§ **Data for the task**:
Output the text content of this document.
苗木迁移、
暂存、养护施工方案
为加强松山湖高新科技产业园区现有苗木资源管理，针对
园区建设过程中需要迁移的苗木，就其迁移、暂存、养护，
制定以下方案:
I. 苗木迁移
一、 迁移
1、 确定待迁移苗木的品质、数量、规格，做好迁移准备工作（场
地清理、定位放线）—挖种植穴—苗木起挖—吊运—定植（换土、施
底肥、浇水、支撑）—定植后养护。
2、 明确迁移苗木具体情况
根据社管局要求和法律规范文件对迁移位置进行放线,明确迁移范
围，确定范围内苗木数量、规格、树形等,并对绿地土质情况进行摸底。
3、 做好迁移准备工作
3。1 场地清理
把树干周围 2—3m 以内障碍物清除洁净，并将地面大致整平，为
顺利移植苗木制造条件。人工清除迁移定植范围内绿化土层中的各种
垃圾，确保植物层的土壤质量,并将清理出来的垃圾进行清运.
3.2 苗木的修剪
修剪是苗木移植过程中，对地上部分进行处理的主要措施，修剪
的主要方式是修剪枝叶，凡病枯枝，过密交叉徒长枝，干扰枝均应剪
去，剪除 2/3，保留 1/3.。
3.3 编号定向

§ **What to do**: Write the listing out again, exactly as it reads.

§ **Expected answer**:
Output the text content of this document.
苗木迁移、
暂存、养护施工方案
为加强松山湖高新科技产业园区现有苗木资源管理，针对
园区建设过程中需要迁移的苗木，就其迁移、暂存、养护，
制定以下方案:
I. 苗木迁移
一、 迁移
1、 确定待迁移苗木的品质、数量、规格，做好迁移准备工作（场
地清理、定位放线）—挖种植穴—苗木起挖—吊运—定植（换土、施
底肥、浇水、支撑）—定植后养护。
2、 明确迁移苗木具体情况
根据社管局要求和法律规范文件对迁移位置进行放线,明确迁移范
围，确定范围内苗木数量、规格、树形等,并对绿地土质情况进行摸底。
3、 做好迁移准备工作
3。1 场地清理
把树干周围 2—3m 以内障碍物清除洁净，并将地面大致整平，为
顺利移植苗木制造条件。人工清除迁移定植范围内绿化土层中的各种
垃圾，确保植物层的土壤质量,并将清理出来的垃圾进行清运.
3.2 苗木的修剪
修剪是苗木移植过程中，对地上部分进行处理的主要措施，修剪
的主要方式是修剪枝叶，凡病枯枝，过密交叉徒长枝，干扰枝均应剪
去，剪除 2/3，保留 1/3.。
3.3 编号定向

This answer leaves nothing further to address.